RECORDS SUPPLIED.
## start
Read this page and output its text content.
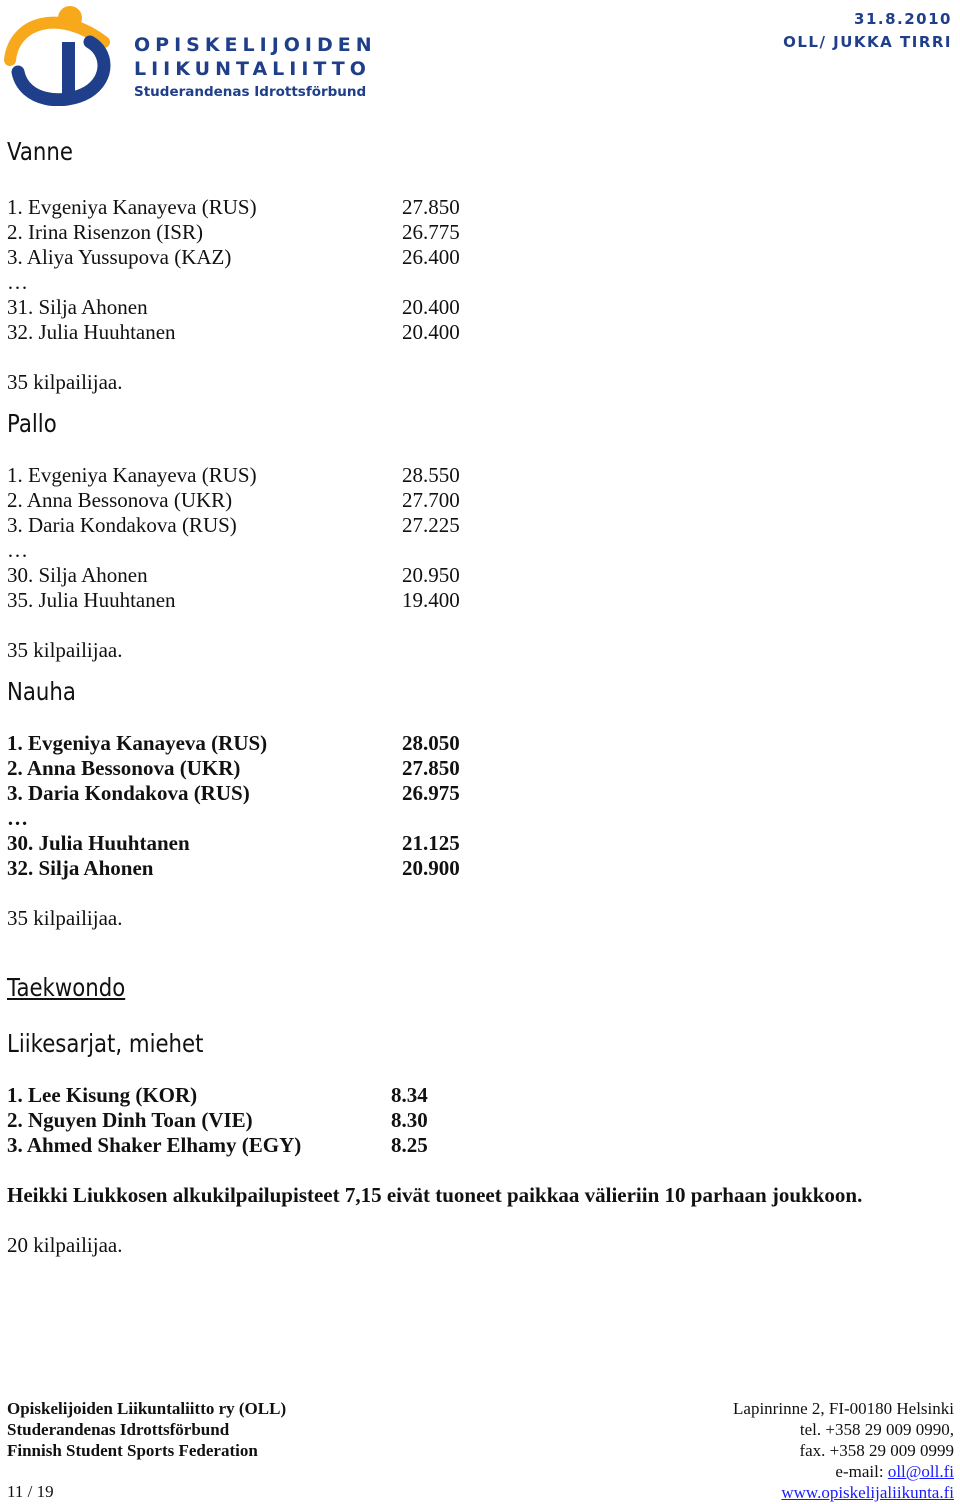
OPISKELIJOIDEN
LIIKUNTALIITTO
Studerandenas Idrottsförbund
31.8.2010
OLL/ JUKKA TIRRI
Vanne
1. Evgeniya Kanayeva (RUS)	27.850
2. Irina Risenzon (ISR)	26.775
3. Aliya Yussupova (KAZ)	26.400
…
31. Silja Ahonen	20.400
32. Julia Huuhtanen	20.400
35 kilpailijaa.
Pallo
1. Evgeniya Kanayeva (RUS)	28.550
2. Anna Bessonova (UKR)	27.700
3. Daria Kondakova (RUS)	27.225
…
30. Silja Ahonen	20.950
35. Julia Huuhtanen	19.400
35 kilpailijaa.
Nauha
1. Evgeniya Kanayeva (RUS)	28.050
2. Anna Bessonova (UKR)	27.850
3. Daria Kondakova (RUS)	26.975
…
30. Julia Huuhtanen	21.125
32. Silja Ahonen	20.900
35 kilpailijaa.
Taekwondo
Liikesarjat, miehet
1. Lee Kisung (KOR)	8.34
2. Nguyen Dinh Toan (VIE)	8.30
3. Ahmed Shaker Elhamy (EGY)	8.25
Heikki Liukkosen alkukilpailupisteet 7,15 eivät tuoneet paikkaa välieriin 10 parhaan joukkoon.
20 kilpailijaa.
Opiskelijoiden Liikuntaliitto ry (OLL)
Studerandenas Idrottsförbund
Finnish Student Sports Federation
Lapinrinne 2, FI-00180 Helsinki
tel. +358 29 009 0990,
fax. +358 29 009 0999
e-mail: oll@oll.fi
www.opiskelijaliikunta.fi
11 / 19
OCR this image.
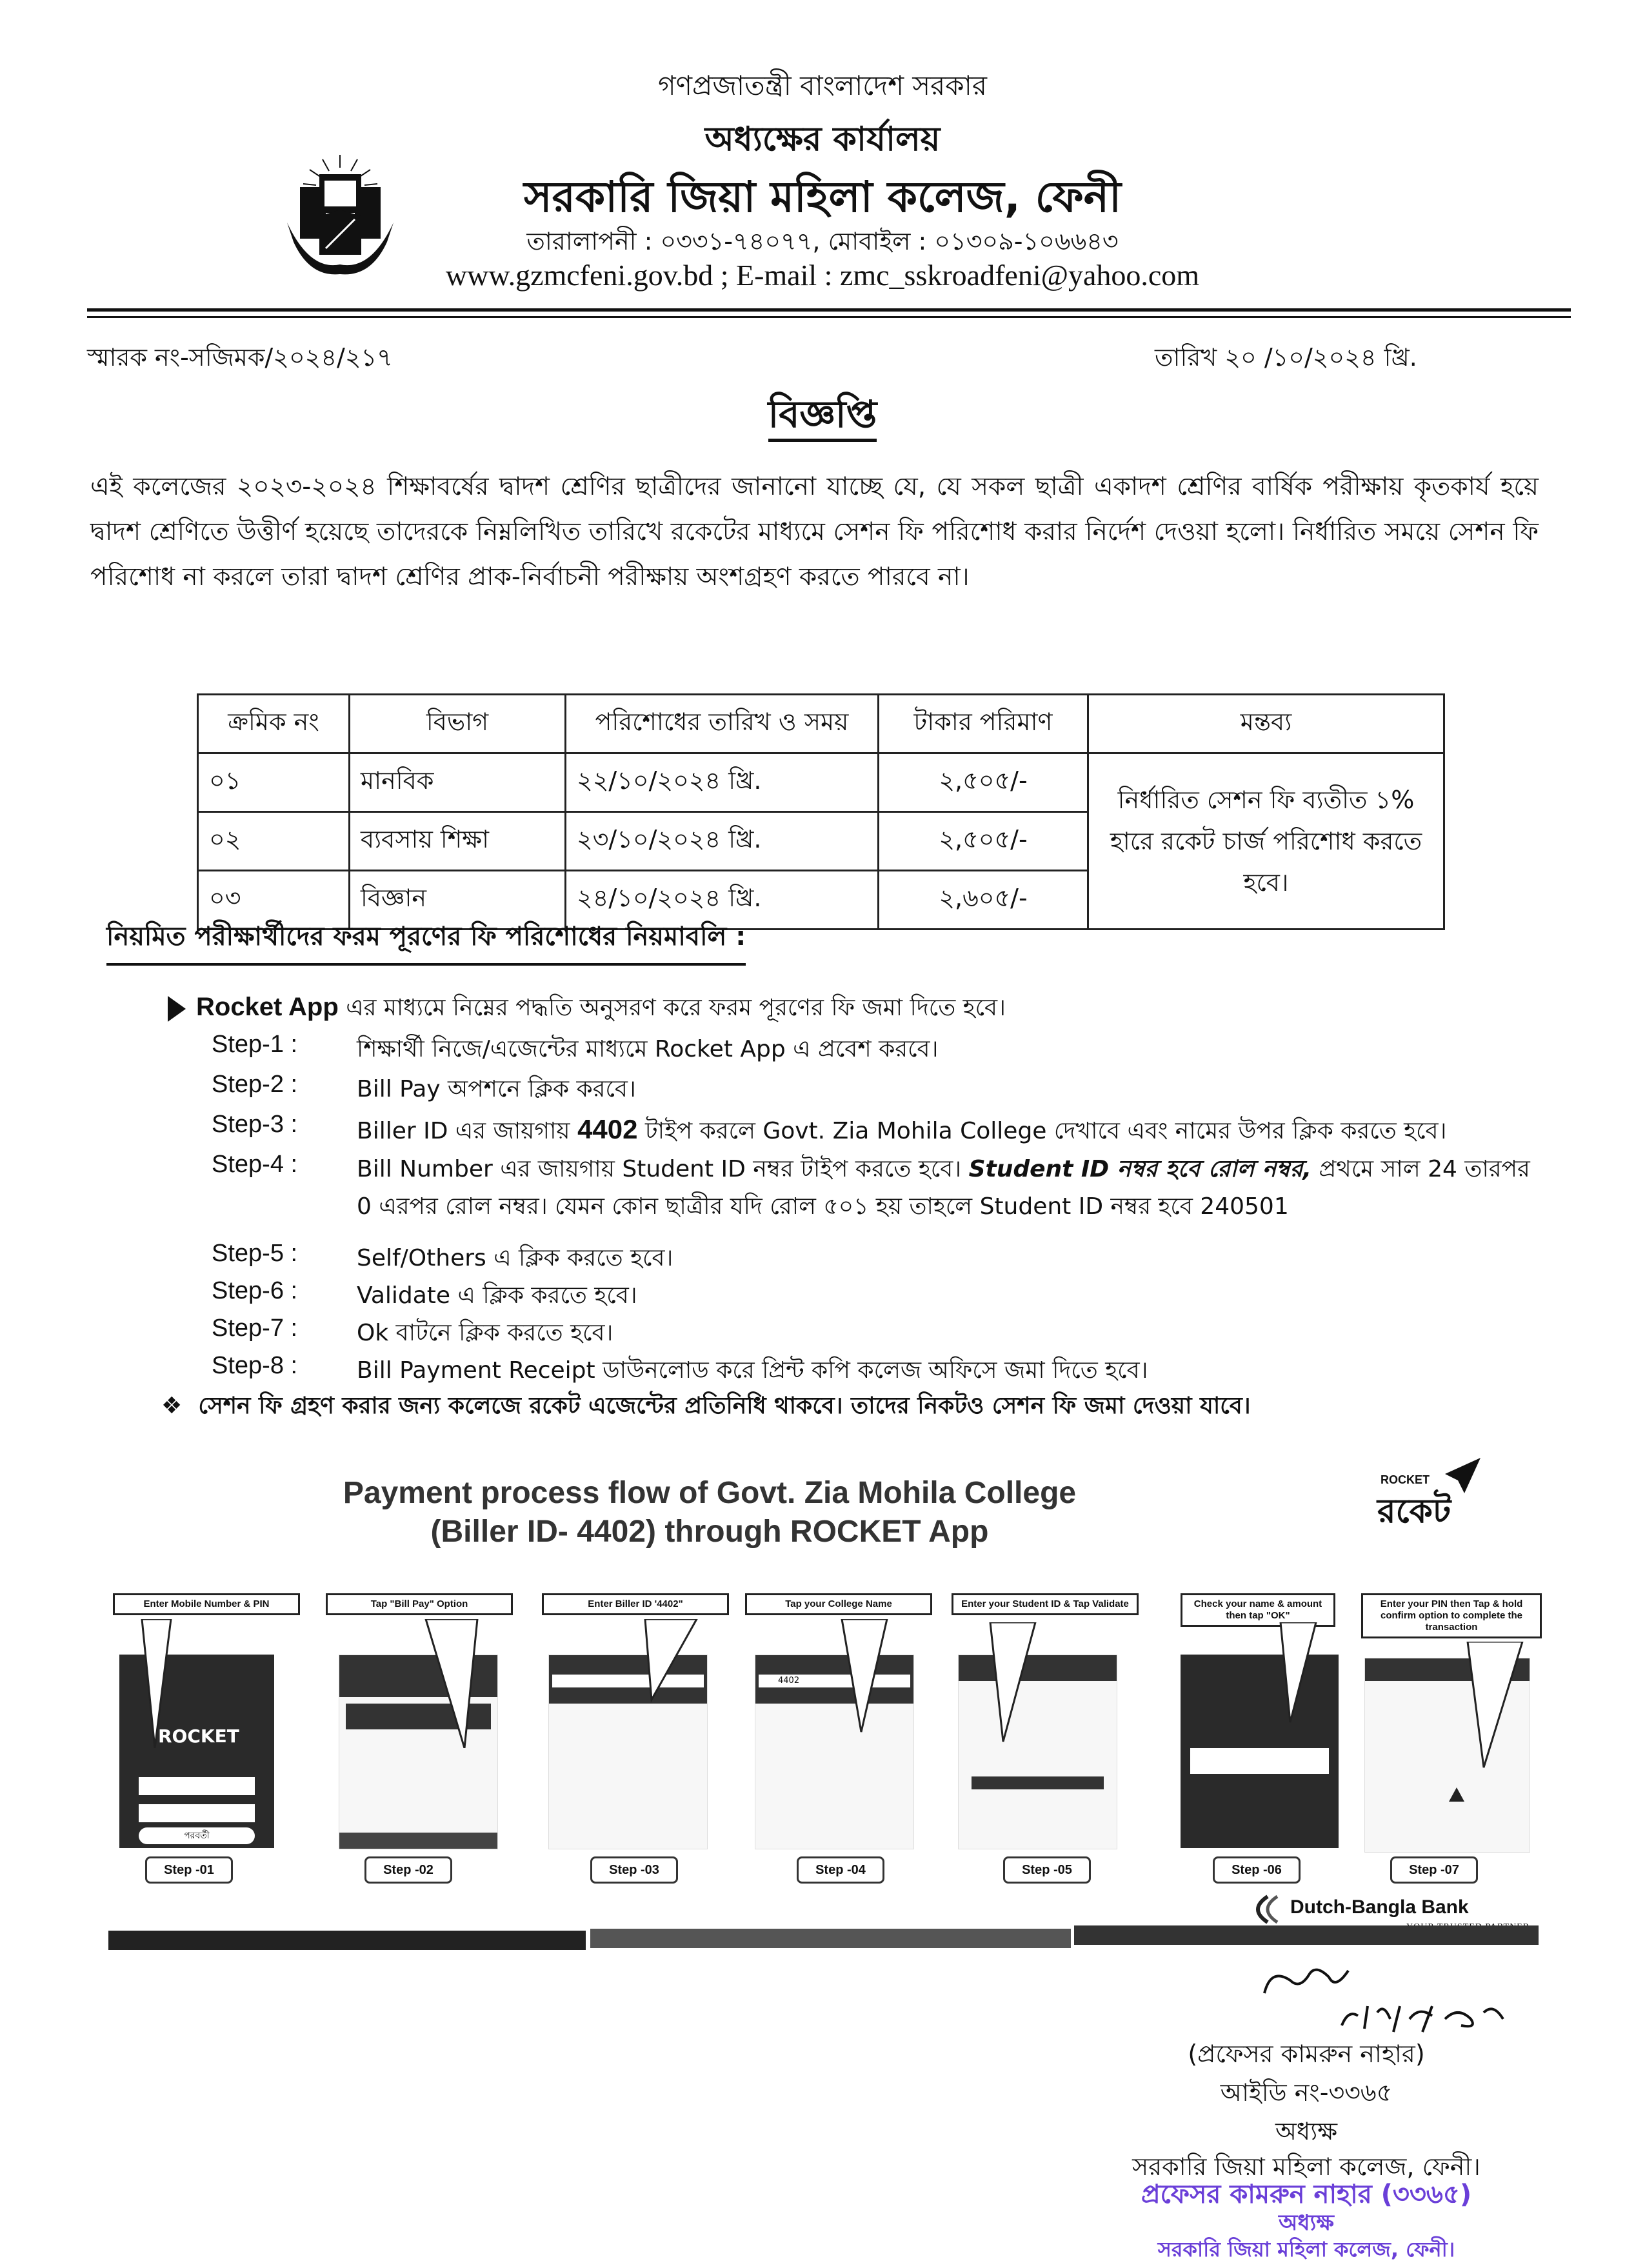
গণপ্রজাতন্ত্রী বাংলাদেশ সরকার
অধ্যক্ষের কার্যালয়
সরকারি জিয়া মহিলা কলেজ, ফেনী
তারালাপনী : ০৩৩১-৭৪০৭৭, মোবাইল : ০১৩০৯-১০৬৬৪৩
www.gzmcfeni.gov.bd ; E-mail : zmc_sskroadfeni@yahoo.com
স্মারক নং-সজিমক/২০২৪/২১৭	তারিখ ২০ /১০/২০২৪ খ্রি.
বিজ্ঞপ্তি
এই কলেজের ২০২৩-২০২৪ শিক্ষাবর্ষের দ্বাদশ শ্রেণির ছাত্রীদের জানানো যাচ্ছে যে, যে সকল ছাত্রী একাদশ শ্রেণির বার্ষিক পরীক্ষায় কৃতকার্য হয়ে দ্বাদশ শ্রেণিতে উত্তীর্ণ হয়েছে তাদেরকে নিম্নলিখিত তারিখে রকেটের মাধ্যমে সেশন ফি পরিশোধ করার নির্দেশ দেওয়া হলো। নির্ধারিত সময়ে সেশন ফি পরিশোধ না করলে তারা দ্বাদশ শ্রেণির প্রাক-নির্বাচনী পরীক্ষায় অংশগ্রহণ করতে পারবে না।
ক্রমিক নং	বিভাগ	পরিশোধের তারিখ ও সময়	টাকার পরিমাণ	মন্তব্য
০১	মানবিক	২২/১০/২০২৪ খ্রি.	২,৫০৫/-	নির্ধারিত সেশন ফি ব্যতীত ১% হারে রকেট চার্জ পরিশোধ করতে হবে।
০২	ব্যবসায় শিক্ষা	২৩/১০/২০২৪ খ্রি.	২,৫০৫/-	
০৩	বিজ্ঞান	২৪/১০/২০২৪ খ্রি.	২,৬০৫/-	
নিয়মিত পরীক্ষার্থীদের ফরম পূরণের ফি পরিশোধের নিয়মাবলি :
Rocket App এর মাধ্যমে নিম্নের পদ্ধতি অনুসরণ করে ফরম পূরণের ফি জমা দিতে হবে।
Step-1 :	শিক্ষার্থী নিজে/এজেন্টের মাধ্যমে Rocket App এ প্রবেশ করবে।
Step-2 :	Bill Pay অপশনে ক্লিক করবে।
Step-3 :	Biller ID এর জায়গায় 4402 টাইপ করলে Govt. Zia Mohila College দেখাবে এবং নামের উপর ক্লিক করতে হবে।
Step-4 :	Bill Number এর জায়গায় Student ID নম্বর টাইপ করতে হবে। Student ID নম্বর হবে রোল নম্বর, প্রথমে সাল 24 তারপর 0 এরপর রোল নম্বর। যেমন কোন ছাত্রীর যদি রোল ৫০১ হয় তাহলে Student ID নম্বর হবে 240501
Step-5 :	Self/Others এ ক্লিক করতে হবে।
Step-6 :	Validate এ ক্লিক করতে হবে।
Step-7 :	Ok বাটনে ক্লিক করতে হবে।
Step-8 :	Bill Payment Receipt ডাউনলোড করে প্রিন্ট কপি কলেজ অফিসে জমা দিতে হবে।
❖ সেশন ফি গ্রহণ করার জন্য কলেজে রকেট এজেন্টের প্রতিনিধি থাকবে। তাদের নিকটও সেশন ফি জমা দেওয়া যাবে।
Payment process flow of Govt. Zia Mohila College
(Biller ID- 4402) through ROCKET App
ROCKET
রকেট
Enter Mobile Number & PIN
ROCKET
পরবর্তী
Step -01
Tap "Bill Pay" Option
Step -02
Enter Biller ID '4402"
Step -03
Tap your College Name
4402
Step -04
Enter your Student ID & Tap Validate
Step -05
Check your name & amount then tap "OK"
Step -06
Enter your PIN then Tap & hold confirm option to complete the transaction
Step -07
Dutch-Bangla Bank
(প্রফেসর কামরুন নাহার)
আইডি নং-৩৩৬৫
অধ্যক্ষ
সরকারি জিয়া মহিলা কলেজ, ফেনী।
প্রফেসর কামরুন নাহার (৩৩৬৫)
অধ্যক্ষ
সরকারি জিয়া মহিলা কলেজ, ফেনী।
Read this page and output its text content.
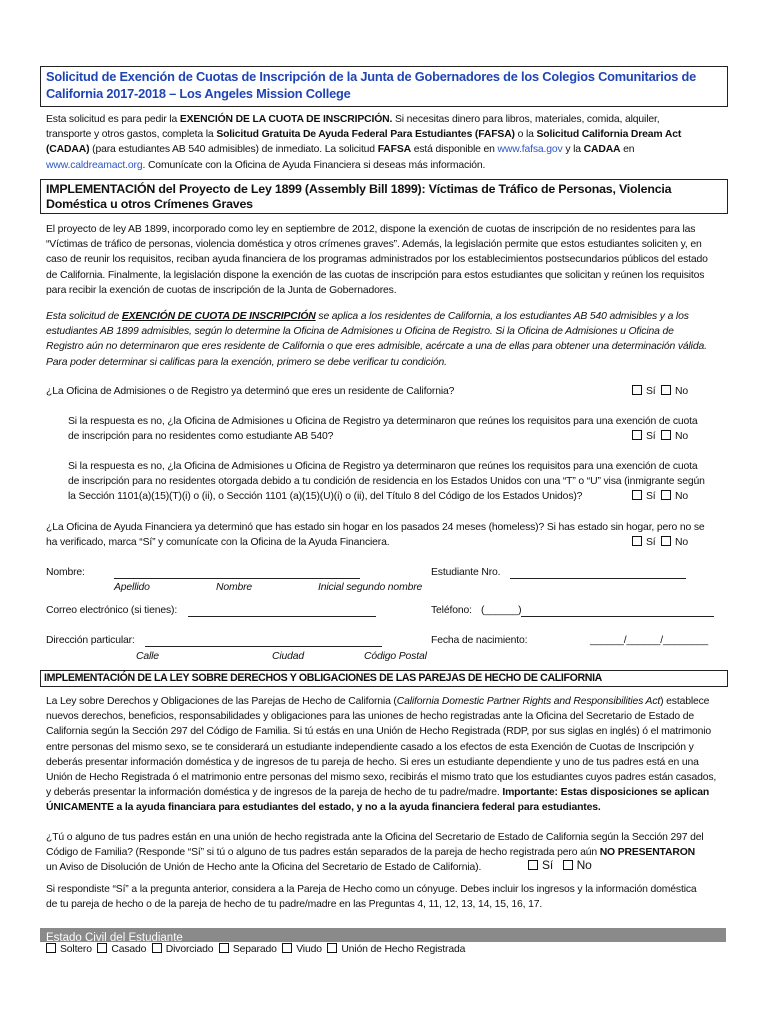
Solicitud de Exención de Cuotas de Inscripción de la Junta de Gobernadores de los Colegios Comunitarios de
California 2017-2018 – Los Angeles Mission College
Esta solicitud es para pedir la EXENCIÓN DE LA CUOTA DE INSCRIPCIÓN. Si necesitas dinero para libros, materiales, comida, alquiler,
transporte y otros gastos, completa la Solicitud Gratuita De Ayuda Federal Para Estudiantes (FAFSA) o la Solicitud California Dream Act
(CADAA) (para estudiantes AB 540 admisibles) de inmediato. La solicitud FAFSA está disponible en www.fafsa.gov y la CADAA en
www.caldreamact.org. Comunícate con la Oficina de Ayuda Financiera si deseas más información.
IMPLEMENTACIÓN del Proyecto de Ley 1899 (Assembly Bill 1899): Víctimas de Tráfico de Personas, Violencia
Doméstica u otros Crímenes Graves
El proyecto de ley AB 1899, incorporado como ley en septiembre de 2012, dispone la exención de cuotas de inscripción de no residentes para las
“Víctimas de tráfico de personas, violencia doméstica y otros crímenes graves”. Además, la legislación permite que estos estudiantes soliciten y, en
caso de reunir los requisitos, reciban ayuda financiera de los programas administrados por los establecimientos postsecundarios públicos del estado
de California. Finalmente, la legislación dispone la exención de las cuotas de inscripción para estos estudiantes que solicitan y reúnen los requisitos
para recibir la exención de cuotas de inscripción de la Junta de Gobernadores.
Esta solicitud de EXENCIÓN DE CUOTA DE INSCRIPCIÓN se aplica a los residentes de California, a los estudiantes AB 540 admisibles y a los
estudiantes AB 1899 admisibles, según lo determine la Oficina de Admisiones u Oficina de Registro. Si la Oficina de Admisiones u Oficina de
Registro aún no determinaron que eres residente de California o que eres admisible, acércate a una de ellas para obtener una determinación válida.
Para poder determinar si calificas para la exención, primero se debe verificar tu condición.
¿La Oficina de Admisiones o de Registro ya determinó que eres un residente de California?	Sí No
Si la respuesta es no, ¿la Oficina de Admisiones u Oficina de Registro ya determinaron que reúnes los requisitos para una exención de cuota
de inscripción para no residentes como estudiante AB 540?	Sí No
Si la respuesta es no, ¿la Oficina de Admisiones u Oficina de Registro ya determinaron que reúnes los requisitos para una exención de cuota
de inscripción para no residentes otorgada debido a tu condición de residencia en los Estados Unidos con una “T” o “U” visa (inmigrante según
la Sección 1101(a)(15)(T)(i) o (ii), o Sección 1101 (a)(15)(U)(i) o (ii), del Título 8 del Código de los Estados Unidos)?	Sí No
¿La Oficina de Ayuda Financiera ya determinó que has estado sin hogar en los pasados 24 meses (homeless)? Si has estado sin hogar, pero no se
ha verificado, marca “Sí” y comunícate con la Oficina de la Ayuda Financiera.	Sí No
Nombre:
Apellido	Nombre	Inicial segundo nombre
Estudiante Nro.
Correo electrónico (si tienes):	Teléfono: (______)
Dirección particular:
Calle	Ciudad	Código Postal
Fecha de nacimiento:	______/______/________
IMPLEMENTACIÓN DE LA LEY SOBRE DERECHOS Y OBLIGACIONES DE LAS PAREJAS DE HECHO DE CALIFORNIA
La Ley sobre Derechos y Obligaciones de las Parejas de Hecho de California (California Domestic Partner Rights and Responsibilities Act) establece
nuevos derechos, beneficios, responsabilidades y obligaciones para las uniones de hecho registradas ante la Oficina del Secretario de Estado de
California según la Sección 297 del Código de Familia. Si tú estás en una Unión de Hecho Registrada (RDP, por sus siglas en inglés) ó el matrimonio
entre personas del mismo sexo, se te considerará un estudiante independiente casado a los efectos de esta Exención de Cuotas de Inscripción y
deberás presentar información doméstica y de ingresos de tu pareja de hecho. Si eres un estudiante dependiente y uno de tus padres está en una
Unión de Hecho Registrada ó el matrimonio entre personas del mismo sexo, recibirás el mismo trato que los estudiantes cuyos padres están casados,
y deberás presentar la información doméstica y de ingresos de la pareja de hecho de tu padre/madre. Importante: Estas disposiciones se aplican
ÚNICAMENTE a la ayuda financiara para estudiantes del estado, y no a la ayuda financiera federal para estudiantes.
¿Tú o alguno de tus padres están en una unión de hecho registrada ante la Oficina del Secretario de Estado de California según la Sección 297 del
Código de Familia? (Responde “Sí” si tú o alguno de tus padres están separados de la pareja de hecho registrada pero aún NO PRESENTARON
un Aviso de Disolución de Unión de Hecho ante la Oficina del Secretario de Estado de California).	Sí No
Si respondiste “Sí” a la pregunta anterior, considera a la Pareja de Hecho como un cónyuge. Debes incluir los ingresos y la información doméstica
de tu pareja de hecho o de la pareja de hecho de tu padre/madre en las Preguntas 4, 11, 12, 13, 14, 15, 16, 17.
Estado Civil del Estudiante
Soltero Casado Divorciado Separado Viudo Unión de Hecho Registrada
## end
Gather each line in the entries above where the string "then" is found.

WRITTEN SOLUTION.
Check your name & amount then tap "OK"
Enter your PIN then Tap & hold confirm option to complete the transaction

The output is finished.